SOURCE PASSAGE
===============

Sphingolipid imbalance and inflammatory effects induced by uremic toxins in heart and kidney cells are reversed by dihydroceramide desaturase 1 inhibition.

Abstract

Non-dialysable protein-bound uremic toxins (PBUTs) contribute to the development of cardiovascular disease (CVD) in chronic kidney disease (CKD) and vice versa. PBUTs have been shown to alter sphingolipid imbalance. Dihydroceramide desaturase 1 (Des1) is an important gatekeeper enzyme which controls the non-reversible conversion of sphingolipids, dihydroceramide, into ceramide. The present study assessed the effect of Des1 inhibition on PBUT-induced cardiac and renal effects in vitro, using a selective Des1 inhibitor (CIN038). Des1 inhibition attenuated hypertrophy in neonatal rat cardiac myocytes and collagen synthesis in neonatal rat cardiac fibroblasts and renal mesangial cells induced by the PBUTs, indoxyl sulfate and p-cresol sulfate. This is at least attributable to modulation of NF-κB signalling and reductions in β-MHC, Collagen I and TNF-α gene expression. Lipidomic analyses revealed Des1 inhibition restored C16-dihydroceramide levels reduced by indoxyl sulfate. In conclusion, PBUTs play a critical role in mediating sphingolipid imbalance and inflammatory responses in heart and kidney cells, and these effects were attenuated by Des1 inhibition. Therefore, sphingolipid modifying agents may have therapeutic potential for the treatment of CVD and CKD and warrant further investigation.

===============

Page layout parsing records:
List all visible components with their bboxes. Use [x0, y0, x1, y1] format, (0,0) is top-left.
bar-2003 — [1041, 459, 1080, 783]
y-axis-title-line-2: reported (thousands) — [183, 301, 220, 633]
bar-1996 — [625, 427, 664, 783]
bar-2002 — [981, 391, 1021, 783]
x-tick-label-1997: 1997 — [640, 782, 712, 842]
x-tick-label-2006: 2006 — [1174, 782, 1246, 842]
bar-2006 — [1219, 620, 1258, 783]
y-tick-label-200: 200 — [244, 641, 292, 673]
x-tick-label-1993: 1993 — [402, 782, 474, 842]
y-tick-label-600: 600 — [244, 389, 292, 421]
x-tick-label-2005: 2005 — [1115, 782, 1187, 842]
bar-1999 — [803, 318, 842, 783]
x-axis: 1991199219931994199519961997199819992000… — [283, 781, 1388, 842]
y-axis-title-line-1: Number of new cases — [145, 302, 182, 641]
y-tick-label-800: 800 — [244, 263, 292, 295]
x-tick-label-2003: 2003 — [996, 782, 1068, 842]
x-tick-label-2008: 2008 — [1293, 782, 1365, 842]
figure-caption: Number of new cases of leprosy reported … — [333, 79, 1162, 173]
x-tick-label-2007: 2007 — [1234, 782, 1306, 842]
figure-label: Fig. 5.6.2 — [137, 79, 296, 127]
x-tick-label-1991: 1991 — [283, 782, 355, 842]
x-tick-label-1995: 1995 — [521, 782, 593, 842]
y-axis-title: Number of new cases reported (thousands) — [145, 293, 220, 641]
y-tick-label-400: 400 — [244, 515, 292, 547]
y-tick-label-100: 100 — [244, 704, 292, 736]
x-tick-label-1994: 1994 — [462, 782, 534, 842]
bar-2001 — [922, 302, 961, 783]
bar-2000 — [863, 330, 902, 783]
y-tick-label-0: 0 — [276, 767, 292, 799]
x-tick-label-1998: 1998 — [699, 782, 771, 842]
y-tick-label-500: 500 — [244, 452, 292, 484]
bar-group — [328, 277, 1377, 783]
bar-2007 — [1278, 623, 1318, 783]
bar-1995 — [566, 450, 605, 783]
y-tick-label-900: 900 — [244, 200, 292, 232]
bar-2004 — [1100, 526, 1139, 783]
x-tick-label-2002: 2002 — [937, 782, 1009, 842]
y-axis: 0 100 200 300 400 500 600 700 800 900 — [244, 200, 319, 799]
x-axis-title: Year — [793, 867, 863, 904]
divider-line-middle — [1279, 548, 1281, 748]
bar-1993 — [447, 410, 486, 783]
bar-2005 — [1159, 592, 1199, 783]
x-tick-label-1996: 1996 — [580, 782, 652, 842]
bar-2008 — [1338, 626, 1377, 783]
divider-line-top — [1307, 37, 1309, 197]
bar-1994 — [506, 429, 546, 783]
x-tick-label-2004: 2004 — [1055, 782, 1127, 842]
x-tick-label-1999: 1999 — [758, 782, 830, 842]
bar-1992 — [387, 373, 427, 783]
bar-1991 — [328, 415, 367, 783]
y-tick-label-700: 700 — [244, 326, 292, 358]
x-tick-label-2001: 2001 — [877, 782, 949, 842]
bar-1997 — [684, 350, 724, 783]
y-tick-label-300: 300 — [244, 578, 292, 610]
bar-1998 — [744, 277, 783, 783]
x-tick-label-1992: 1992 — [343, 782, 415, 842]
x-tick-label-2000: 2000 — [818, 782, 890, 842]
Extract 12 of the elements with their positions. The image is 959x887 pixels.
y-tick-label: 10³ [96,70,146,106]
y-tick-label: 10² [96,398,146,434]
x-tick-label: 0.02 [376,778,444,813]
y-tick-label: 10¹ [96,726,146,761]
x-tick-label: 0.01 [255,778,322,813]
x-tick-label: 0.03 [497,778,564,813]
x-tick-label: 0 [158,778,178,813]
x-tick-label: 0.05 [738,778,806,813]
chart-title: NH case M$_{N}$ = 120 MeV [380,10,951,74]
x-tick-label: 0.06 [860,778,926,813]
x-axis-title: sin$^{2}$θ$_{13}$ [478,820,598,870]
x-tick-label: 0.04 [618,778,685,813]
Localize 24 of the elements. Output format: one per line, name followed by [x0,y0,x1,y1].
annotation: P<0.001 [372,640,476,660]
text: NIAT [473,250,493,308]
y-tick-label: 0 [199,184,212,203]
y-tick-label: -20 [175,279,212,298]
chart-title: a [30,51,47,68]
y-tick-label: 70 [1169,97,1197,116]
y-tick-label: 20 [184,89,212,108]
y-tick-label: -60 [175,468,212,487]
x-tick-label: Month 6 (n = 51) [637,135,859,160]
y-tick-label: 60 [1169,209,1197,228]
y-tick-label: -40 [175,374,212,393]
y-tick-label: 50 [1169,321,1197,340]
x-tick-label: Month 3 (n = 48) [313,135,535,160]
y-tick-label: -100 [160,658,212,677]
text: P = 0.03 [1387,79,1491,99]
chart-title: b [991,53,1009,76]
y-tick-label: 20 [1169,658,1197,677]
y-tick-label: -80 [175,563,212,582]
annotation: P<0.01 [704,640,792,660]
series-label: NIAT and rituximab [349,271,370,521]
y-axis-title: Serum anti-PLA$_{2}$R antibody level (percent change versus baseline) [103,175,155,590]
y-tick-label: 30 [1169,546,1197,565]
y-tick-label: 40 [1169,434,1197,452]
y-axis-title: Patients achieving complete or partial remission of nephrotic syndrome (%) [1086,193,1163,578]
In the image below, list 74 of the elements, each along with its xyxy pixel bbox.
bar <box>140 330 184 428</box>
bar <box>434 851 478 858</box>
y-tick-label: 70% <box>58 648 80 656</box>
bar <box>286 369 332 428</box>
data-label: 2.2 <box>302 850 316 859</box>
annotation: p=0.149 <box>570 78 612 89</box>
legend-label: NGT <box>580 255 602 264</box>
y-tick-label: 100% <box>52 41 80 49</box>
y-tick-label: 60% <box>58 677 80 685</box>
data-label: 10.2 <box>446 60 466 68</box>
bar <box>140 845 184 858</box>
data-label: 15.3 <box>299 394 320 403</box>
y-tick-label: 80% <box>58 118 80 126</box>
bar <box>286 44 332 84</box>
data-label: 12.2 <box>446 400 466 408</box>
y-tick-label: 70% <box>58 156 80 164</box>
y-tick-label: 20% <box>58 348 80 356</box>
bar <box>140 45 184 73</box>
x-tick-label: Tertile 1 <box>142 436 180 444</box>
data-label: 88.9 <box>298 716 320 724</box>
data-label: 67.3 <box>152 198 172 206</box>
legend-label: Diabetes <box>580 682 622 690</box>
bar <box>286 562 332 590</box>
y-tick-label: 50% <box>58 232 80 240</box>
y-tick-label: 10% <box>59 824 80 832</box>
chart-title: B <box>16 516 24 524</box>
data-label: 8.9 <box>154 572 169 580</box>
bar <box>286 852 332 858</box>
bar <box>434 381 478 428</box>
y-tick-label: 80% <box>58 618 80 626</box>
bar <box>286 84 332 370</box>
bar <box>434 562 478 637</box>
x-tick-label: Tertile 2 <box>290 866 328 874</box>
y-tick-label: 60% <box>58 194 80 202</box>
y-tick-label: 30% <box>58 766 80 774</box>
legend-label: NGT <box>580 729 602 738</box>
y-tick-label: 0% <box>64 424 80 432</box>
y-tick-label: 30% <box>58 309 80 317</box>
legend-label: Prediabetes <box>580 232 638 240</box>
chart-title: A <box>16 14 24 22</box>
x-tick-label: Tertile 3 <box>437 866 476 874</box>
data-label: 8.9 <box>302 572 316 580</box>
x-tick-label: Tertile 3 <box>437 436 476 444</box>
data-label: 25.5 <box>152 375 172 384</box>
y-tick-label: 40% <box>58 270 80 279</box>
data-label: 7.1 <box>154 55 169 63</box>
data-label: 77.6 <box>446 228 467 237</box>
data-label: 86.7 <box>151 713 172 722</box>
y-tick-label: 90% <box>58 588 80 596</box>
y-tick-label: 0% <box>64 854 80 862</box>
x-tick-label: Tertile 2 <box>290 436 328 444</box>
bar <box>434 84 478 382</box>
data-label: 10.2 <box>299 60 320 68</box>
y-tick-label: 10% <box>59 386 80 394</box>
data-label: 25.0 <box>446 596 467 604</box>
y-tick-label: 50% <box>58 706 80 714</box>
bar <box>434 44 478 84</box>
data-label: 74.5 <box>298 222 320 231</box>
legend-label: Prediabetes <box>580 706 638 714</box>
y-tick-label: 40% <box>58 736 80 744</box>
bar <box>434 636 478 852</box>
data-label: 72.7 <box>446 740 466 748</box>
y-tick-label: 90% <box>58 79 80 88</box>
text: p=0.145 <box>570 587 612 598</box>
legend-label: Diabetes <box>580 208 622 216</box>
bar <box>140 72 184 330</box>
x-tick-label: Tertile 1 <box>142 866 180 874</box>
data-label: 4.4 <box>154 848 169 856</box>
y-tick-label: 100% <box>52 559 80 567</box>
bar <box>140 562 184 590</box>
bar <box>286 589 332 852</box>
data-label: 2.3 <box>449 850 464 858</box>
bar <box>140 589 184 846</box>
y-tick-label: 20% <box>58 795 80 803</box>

===============

PROBLEMS AND TASKS
- a) In the uremic toxin abstract, what is the reduction of PBUT-induced hypertrophy and collagen synthesis under Des1 inhibition at least partly attributed to? Answer in one to three sentences.
- b) Decide whether each statement agrees with the uremic toxin abstract. Answer yes or no, and quote the deciding words.
(i) The selective Des1 inhibitor CIN038 was assessed in vivo.
(ii) Indoxyl sulfate lowered C16-dihydroceramide levels.
(iii) Des1 controls a reversible conversion between dihydroceramide and ceramide.
- c) Answer these questions from the uremic toxin abstract.
(i) Which two PBUTs are named as inducing the effects?
(ii) In which cells was hypertrophy attenuated?
(iii) What kind of analyses showed that Des1 inhibition restored C16-dihydroceramide levels?

ANSWERS FOR THE TASKS
- a) The reduction is at least partly attributed to modulation of NF-κB signalling. It is also attributed to reductions in β-MHC, Collagen I and TNF-α gene expression.

- b)
(i) No: "assessed the effect of Des1 inhibition on PBUT-induced cardiac and renal effects in vitro"
(ii) Yes: "restored C16-dihydroceramide levels reduced by indoxyl sulfate"
(iii) No: "controls the non-reversible conversion of sphingolipids, dihydroceramide, into ceramide"

- c)
(i) Indoxyl sulfate and p-cresol sulfate.
(ii) Neonatal rat cardiac myocytes.
(iii) Lipidomic analyses.